Description of the task:
What follows is a set of entries. Give them again exactly, without the pictures.
· · · · ·
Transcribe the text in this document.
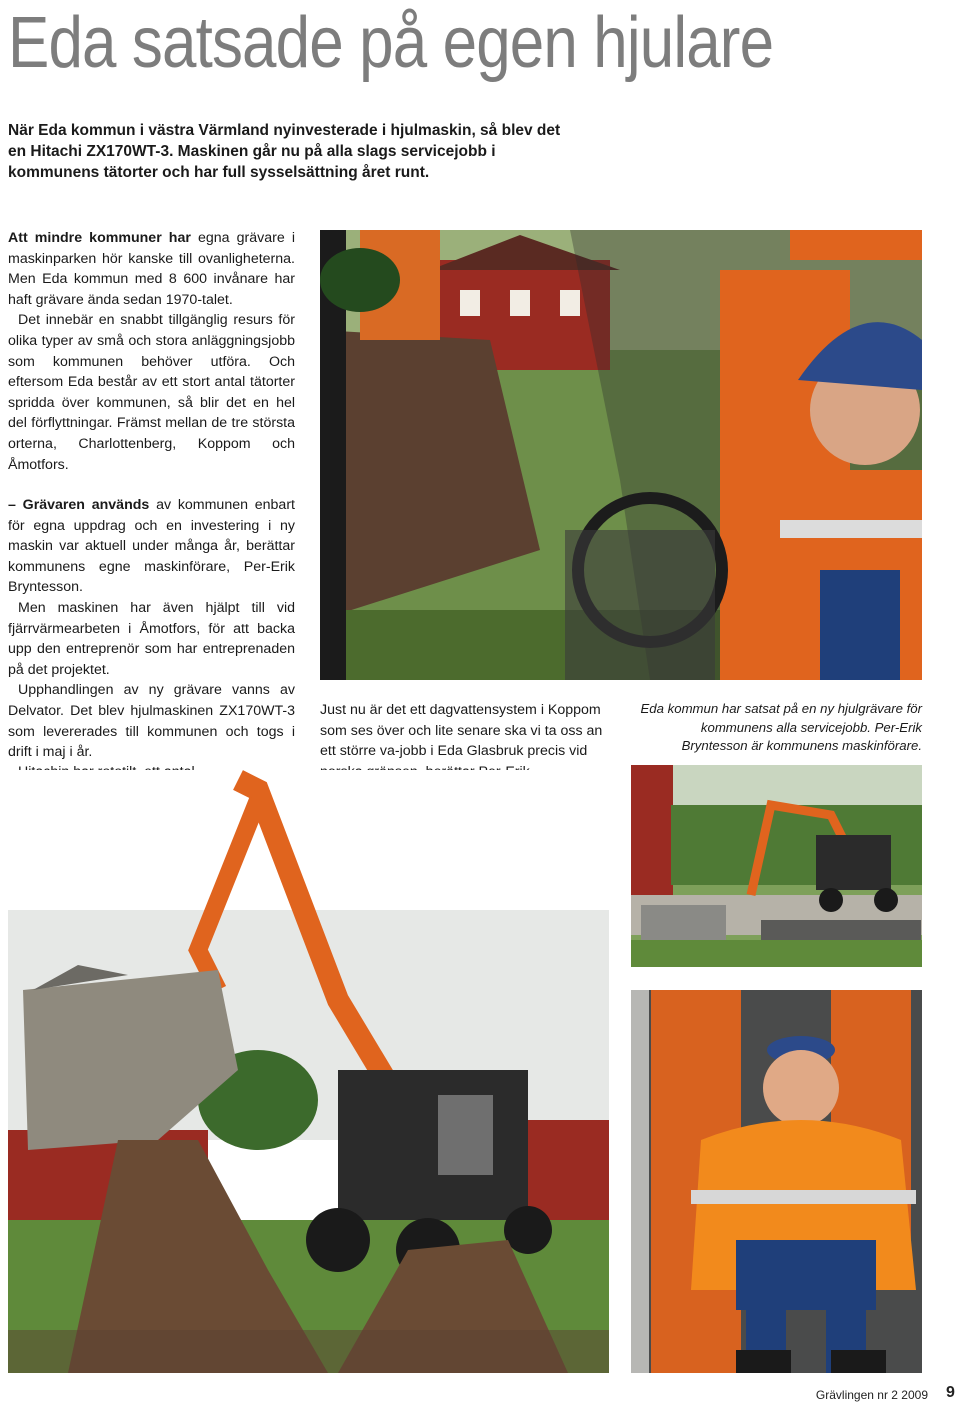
Eda satsade på egen hjulare
När Eda kommun i västra Värmland nyinvesterade i hjulmaskin, så blev det en Hitachi ZX170WT-3. Maskinen går nu på alla slags servicejobb i kommunens tätorter och har full sysselsättning året runt.

Att mindre kommuner har egna grävare i maskinparken hör kanske till ovanligheterna. Men Eda kommun med 8 600 invånare har haft grävare ända sedan 1970-talet.

Det innebär en snabbt tillgänglig resurs för olika typer av små och stora anläggningsjobb som kommunen behöver utföra. Och eftersom Eda består av ett stort antal tätorter spridda över kommunen, så blir det en hel del förflyttningar. Främst mellan de tre största orterna, Charlottenberg, Koppom och Åmotfors.

– Grävaren används av kommunen enbart för egna uppdrag och en investering i ny maskin var aktuell under många år, berättar kommunens egne maskinförare, Per-Erik Bryntesson.

Men maskinen har även hjälpt till vid fjärrvärmearbeten i Åmotfors, för att backa upp den entreprenör som har entreprenaden på det projektet.

Upphandlingen av ny grävare vanns av Delvator. Det blev hjulmaskinen ZX170WT-3 som levererades till kommunen och togs i drift i maj i år.

Just nu är det ett dagvattensystem i Koppom som ses över och lite senare ska vi ta oss an ett större va-jobb i Eda Glasbruk precis vid

Eda kommun har satsat på en ny hjulgrävare för kommunens alla servicejobb. Per-Erik Bryntesson är kommunens maskinförare.
Grävlingen nr 2 2009 9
· · · · ·
Correct answer:
Transcribe the text in this document.
Eda satsade på egen hjulare
När Eda kommun i västra Värmland nyinvesterade i hjulmaskin, så blev det en Hitachi ZX170WT-3. Maskinen går nu på alla slags servicejobb i kommunens tätorter och har full sysselsättning året runt.

Att mindre kommuner har egna grävare i maskinparken hör kanske till ovanligheterna. Men Eda kommun med 8 600 invånare har haft grävare ända sedan 1970-talet.

Det innebär en snabbt tillgänglig resurs för olika typer av små och stora anläggningsjobb som kommunen behöver utföra. Och eftersom Eda består av ett stort antal tätorter spridda över kommunen, så blir det en hel del förflyttningar. Främst mellan de tre största orterna, Charlottenberg, Koppom och Åmotfors.

– Grävaren används av kommunen enbart för egna uppdrag och en investering i ny maskin var aktuell under många år, berättar kommunens egne maskinförare, Per-Erik Bryntesson.

Men maskinen har även hjälpt till vid fjärrvärmearbeten i Åmotfors, för att backa upp den entreprenör som har entreprenaden på det projektet.

Upphandlingen av ny grävare vanns av Delvator. Det blev hjulmaskinen ZX170WT-3 som levererades till kommunen och togs i drift i maj i år.

Just nu är det ett dagvattensystem i Koppom som ses över och lite senare ska vi ta oss an ett större va-jobb i Eda Glasbruk precis vid

Eda kommun har satsat på en ny hjulgrävare för kommunens alla servicejobb. Per-Erik Bryntesson är kommunens maskinförare.
Grävlingen nr 2 2009 9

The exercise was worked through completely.